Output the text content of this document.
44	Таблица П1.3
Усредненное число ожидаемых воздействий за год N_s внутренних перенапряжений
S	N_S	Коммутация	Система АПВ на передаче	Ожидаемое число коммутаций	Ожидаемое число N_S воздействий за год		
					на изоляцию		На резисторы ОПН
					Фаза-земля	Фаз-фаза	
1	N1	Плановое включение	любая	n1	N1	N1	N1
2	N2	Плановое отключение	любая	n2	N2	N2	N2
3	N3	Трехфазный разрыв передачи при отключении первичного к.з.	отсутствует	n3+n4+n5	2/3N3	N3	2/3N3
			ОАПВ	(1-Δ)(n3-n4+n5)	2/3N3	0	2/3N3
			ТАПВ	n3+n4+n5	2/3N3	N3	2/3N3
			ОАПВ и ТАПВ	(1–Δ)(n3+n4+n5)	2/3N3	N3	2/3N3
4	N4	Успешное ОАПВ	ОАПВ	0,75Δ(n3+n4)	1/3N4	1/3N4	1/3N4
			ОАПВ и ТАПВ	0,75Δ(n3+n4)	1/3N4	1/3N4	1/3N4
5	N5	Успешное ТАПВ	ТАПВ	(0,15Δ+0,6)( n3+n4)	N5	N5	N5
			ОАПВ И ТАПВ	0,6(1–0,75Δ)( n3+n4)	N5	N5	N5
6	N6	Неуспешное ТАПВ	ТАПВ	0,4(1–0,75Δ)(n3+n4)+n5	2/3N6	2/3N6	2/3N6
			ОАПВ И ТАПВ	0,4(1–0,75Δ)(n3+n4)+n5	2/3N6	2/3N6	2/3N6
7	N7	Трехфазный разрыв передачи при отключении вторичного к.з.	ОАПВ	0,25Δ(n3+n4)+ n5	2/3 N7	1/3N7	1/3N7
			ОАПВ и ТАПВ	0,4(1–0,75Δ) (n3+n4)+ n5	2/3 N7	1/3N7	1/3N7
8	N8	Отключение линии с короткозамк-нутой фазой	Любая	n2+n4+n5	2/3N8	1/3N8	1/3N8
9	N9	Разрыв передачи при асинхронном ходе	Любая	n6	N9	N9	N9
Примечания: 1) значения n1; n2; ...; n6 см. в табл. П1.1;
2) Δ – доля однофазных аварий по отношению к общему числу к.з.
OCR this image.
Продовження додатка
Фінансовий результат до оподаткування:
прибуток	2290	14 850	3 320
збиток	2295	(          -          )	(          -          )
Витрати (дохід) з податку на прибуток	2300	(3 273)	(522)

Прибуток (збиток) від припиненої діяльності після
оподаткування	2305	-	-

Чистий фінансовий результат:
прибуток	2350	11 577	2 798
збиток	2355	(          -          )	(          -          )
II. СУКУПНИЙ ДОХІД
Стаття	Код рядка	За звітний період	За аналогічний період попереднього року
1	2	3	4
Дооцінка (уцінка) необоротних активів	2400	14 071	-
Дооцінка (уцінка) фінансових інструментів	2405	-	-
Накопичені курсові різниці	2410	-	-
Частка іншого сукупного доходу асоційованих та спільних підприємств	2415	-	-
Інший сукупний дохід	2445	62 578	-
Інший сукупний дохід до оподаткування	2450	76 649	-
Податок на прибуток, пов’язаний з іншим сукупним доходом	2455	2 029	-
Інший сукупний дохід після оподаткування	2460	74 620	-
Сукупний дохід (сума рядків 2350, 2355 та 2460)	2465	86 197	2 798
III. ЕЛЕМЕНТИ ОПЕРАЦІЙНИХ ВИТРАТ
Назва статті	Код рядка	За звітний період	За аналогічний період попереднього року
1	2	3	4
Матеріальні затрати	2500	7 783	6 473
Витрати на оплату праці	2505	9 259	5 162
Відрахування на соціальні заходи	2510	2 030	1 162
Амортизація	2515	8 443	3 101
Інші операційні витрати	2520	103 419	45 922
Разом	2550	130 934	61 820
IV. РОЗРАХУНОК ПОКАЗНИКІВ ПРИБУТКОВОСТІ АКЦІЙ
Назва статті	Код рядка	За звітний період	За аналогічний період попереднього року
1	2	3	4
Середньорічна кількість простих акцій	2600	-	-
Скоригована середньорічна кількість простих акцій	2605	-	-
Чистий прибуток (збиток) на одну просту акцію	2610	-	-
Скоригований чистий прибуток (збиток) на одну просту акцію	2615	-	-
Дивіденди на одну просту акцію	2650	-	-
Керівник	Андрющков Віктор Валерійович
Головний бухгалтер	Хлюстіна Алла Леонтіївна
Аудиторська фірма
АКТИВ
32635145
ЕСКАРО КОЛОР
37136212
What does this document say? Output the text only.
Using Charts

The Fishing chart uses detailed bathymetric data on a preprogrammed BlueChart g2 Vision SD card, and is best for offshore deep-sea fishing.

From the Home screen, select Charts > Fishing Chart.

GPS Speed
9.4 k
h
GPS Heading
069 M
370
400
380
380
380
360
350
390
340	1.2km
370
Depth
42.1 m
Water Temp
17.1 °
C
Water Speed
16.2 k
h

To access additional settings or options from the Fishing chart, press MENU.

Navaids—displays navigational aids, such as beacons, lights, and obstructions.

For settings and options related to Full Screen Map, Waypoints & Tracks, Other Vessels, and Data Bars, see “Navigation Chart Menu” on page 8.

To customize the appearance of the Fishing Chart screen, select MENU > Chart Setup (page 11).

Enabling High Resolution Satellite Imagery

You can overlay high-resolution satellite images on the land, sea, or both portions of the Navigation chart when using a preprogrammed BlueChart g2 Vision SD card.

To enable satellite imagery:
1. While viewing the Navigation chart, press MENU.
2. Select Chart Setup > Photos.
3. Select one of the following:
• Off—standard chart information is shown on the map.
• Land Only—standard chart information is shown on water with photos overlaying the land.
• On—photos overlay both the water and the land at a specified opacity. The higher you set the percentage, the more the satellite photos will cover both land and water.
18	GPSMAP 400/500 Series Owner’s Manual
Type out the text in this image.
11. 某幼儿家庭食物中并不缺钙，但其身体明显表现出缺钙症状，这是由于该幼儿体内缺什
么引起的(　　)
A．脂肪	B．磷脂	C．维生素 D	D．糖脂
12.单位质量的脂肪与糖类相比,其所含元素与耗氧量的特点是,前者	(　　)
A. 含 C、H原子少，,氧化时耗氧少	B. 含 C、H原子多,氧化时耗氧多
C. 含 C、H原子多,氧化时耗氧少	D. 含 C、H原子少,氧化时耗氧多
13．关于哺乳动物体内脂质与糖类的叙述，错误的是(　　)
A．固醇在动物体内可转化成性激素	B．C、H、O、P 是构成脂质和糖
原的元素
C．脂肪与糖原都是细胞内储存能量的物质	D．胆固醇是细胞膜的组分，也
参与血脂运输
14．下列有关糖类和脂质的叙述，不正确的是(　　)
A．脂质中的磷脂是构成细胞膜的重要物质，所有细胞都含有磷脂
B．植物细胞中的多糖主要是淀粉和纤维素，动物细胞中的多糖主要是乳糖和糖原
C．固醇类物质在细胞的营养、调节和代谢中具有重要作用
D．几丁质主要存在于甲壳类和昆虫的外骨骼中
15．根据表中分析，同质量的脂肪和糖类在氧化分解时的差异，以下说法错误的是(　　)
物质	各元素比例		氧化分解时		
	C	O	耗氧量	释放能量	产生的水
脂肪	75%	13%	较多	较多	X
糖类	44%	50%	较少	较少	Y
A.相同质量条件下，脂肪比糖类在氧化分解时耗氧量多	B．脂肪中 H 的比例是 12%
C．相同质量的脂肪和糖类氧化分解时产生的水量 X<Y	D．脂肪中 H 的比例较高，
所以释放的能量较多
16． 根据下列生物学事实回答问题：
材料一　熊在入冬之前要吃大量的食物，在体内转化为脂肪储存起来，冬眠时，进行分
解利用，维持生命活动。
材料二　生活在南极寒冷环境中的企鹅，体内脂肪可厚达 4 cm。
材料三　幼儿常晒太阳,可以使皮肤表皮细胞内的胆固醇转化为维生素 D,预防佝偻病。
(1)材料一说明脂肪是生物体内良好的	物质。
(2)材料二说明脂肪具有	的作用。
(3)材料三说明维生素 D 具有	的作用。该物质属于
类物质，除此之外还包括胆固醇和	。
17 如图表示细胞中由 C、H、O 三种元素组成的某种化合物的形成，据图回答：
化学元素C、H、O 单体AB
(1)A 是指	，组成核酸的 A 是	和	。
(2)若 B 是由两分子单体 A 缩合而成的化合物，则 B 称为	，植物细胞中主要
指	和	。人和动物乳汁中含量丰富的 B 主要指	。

::::

WRITTEN INSTRUCTION :: In the records above, tally the lines where the word "press" appears, and give the number and nothing else.

THE ANSWER :: 2